**** Records
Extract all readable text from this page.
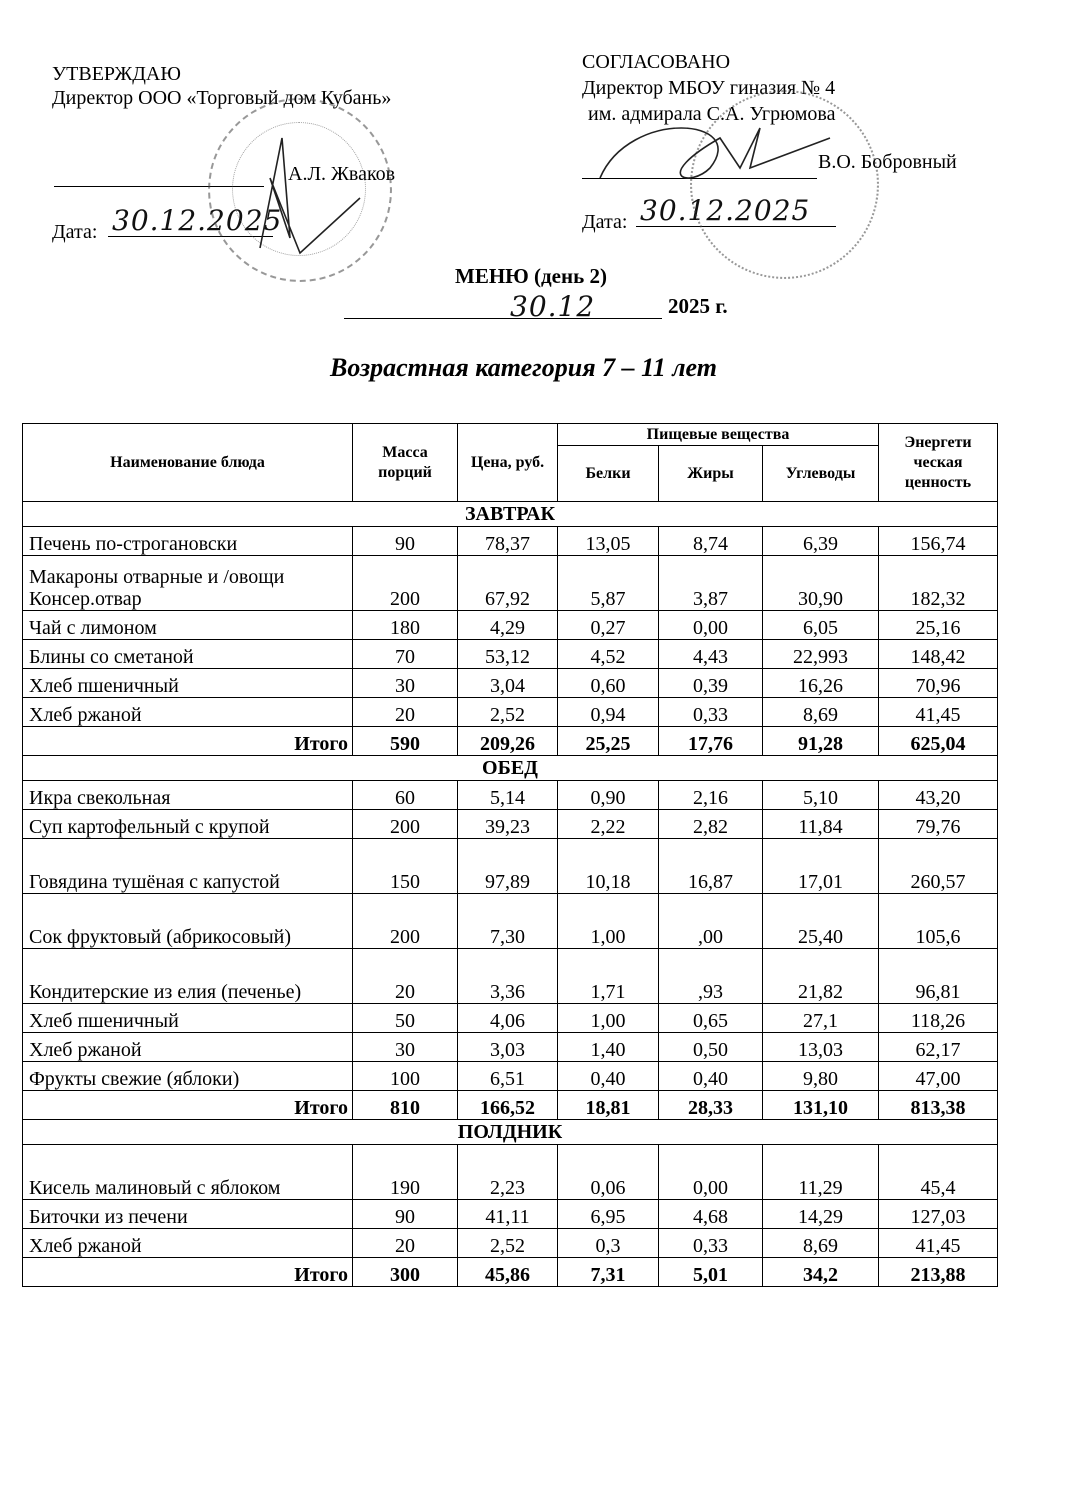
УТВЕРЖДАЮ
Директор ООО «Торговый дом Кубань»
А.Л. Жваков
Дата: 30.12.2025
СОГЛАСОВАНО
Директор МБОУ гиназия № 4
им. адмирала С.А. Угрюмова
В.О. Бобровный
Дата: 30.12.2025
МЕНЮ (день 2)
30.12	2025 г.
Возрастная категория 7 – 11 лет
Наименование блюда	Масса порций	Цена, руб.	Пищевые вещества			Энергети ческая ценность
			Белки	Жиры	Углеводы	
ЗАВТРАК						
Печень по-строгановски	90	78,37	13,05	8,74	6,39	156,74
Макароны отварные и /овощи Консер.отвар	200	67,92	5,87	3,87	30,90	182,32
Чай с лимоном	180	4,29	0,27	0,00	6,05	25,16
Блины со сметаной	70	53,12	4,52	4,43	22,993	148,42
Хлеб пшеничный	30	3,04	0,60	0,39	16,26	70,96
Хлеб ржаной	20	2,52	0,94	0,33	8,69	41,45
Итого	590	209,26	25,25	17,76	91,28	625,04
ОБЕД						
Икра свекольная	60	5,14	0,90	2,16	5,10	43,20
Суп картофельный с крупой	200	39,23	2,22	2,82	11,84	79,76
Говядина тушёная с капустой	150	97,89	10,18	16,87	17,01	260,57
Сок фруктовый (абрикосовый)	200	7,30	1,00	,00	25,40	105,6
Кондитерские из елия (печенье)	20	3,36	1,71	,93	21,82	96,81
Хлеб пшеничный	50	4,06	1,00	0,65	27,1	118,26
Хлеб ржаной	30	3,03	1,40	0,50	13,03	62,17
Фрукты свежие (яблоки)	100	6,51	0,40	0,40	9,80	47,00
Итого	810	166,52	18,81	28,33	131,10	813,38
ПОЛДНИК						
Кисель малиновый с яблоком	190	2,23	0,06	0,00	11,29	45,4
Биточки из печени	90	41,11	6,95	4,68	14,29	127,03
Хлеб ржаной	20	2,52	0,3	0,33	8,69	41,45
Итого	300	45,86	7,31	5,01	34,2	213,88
********
### Stated task
Copy the listing exactly. Any image in it stays out of the copy.

### Result of the task
Extract all readable text from this page.
УТВЕРЖДАЮ
Директор ООО «Торговый дом Кубань»
А.Л. Жваков
Дата: 30.12.2025
СОГЛАСОВАНО
Директор МБОУ гиназия № 4
им. адмирала С.А. Угрюмова
В.О. Бобровный
Дата: 30.12.2025
МЕНЮ (день 2)
30.12	2025 г.
Возрастная категория 7 – 11 лет
Наименование блюда	Масса порций	Цена, руб.	Пищевые вещества			Энергети ческая ценность
			Белки	Жиры	Углеводы	
ЗАВТРАК						
Печень по-строгановски	90	78,37	13,05	8,74	6,39	156,74
Макароны отварные и /овощи Консер.отвар	200	67,92	5,87	3,87	30,90	182,32
Чай с лимоном	180	4,29	0,27	0,00	6,05	25,16
Блины со сметаной	70	53,12	4,52	4,43	22,993	148,42
Хлеб пшеничный	30	3,04	0,60	0,39	16,26	70,96
Хлеб ржаной	20	2,52	0,94	0,33	8,69	41,45
Итого	590	209,26	25,25	17,76	91,28	625,04
ОБЕД						
Икра свекольная	60	5,14	0,90	2,16	5,10	43,20
Суп картофельный с крупой	200	39,23	2,22	2,82	11,84	79,76
Говядина тушёная с капустой	150	97,89	10,18	16,87	17,01	260,57
Сок фруктовый (абрикосовый)	200	7,30	1,00	,00	25,40	105,6
Кондитерские из елия (печенье)	20	3,36	1,71	,93	21,82	96,81
Хлеб пшеничный	50	4,06	1,00	0,65	27,1	118,26
Хлеб ржаной	30	3,03	1,40	0,50	13,03	62,17
Фрукты свежие (яблоки)	100	6,51	0,40	0,40	9,80	47,00
Итого	810	166,52	18,81	28,33	131,10	813,38
ПОЛДНИК						
Кисель малиновый с яблоком	190	2,23	0,06	0,00	11,29	45,4
Биточки из печени	90	41,11	6,95	4,68	14,29	127,03
Хлеб ржаной	20	2,52	0,3	0,33	8,69	41,45
Итого	300	45,86	7,31	5,01	34,2	213,88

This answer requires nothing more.